**TASK DIRECTIONS**
Each line of the data has to be retyped exactly as it is.

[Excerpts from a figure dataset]

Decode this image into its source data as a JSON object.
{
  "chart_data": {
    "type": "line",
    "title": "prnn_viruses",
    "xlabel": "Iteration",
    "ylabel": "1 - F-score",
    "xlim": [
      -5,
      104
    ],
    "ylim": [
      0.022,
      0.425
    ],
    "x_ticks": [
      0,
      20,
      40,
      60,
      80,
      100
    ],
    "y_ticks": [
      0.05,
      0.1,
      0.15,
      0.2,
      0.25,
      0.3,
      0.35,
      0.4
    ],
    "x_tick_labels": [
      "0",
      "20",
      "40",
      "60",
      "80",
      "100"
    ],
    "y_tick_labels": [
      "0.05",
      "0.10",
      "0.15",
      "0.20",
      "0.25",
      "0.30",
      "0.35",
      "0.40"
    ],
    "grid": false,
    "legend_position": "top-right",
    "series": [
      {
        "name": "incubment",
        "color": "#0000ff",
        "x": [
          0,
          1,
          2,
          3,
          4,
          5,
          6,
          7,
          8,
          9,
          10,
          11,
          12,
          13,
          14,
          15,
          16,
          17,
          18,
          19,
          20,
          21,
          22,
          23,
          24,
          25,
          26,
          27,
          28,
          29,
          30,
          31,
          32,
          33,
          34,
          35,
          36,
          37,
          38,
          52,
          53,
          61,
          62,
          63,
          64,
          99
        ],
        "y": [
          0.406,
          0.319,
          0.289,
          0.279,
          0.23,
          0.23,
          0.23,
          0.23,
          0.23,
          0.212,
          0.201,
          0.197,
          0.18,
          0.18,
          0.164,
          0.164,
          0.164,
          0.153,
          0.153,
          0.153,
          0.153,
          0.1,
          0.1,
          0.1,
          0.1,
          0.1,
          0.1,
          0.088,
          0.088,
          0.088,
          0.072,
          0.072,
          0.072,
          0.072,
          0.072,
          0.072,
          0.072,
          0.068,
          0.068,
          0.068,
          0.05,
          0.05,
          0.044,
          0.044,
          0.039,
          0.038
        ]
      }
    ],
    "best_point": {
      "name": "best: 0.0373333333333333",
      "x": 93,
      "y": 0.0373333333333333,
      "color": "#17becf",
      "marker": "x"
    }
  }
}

**EXERCISE RESPONSE**
Decode this image into its source data as a JSON object.
{
  "chart_data": {
    "type": "line",
    "title": "prnn_viruses",
    "xlabel": "Iteration",
    "ylabel": "1 - F-score",
    "xlim": [
      -5,
      104
    ],
    "ylim": [
      0.022,
      0.425
    ],
    "x_ticks": [
      0,
      20,
      40,
      60,
      80,
      100
    ],
    "y_ticks": [
      0.05,
      0.1,
      0.15,
      0.2,
      0.25,
      0.3,
      0.35,
      0.4
    ],
    "x_tick_labels": [
      "0",
      "20",
      "40",
      "60",
      "80",
      "100"
    ],
    "y_tick_labels": [
      "0.05",
      "0.10",
      "0.15",
      "0.20",
      "0.25",
      "0.30",
      "0.35",
      "0.40"
    ],
    "grid": false,
    "legend_position": "top-right",
    "series": [
      {
        "name": "incubment",
        "color": "#0000ff",
        "x": [
          0,
          1,
          2,
          3,
          4,
          5,
          6,
          7,
          8,
          9,
          10,
          11,
          12,
          13,
          14,
          15,
          16,
          17,
          18,
          19,
          20,
          21,
          22,
          23,
          24,
          25,
          26,
          27,
          28,
          29,
          30,
          31,
          32,
          33,
          34,
          35,
          36,
          37,
          38,
          52,
          53,
          61,
          62,
          63,
          64,
          99
        ],
        "y": [
          0.406,
          0.319,
          0.289,
          0.279,
          0.23,
          0.23,
          0.23,
          0.23,
          0.23,
          0.212,
          0.201,
          0.197,
          0.18,
          0.18,
          0.164,
          0.164,
          0.164,
          0.153,
          0.153,
          0.153,
          0.153,
          0.1,
          0.1,
          0.1,
          0.1,
          0.1,
          0.1,
          0.088,
          0.088,
          0.088,
          0.072,
          0.072,
          0.072,
          0.072,
          0.072,
          0.072,
          0.072,
          0.068,
          0.068,
          0.068,
          0.05,
          0.05,
          0.044,
          0.044,
          0.039,
          0.038
        ]
      }
    ],
    "best_point": {
      "name": "best: 0.0373333333333333",
      "x": 93,
      "y": 0.0373333333333333,
      "color": "#17becf",
      "marker": "x"
    }
  }
}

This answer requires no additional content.